------ STORED ROWS ------
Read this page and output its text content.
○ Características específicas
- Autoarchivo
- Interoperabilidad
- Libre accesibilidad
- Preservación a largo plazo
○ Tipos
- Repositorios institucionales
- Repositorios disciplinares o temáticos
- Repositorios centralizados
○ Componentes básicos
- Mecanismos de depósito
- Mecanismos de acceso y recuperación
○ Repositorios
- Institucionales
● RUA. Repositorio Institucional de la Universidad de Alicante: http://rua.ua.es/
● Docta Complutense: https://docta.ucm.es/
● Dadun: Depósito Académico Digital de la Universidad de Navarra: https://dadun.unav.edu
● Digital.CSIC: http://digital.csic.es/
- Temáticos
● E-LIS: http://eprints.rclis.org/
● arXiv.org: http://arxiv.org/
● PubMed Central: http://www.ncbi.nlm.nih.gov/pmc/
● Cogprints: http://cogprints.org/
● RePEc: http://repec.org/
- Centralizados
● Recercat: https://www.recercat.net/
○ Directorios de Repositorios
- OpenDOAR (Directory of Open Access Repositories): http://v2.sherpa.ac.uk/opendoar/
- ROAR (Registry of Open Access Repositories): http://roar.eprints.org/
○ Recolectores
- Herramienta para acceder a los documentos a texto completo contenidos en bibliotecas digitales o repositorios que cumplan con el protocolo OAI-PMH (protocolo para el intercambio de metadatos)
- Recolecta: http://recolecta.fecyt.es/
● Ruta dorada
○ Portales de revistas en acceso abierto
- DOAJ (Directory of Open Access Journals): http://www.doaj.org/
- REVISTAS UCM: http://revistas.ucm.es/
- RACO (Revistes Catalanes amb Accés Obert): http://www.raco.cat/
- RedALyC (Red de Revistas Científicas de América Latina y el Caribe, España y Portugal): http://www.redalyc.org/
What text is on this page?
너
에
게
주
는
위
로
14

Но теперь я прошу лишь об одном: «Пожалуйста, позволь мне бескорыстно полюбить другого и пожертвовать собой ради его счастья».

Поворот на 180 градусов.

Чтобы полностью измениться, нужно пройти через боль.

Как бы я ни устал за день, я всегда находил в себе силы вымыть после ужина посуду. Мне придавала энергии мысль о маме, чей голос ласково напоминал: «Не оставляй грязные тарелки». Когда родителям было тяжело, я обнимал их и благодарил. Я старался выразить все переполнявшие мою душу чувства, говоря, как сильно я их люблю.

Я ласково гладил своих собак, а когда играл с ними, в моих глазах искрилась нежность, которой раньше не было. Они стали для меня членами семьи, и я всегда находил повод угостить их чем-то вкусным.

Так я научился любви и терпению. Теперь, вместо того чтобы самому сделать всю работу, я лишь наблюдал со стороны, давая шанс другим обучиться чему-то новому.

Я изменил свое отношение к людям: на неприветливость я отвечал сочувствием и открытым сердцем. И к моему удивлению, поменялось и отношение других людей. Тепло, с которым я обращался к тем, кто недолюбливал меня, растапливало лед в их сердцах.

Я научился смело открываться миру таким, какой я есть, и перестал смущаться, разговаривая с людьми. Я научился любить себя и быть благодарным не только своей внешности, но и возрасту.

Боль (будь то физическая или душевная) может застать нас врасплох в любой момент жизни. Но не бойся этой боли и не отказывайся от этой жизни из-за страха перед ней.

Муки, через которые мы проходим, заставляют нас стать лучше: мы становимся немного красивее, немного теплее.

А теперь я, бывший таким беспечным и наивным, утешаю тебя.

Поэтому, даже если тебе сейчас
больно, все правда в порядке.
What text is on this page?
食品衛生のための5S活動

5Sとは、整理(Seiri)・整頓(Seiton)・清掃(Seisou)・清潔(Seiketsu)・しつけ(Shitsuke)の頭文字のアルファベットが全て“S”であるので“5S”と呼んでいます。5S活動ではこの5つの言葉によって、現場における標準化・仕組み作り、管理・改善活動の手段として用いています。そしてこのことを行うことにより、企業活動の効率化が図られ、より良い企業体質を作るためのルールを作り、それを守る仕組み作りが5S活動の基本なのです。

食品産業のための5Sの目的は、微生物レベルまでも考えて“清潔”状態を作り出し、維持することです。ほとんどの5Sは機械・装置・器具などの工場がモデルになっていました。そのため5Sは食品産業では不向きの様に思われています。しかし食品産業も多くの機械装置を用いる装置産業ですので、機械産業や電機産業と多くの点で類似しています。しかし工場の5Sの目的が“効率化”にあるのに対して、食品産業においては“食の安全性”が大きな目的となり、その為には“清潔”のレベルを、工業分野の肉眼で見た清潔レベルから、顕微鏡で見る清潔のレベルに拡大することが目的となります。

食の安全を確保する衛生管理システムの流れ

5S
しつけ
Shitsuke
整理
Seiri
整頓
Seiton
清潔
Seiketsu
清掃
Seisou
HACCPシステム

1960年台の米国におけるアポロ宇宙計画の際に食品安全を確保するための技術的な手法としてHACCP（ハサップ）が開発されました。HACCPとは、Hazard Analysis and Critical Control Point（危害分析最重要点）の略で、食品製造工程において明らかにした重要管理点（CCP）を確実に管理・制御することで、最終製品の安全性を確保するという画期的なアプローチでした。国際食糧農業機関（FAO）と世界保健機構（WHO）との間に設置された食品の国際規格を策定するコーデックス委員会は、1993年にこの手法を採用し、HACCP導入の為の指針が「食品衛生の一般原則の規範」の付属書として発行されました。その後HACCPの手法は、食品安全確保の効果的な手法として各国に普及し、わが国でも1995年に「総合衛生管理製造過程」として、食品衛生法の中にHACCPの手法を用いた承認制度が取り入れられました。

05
------
Find the word "меня" and list each line it appears in.

*COMPLETED TASK*:
Я ласково гладил своих собак, а когда играл с ними, в моих глазах искрилась нежность, которой раньше не было. Они стали для меня членами семьи, и я всегда находил повод угостить их чем-то вкусным.
Я изменил свое отношение к людям: на неприветливость я отвечал сочувствием и открытым сердцем. И к моему удивлению, поменялось и отношение других людей. Тепло, с которым я обращался к тем, кто недолюбливал меня, растапливало лед в их сердцах.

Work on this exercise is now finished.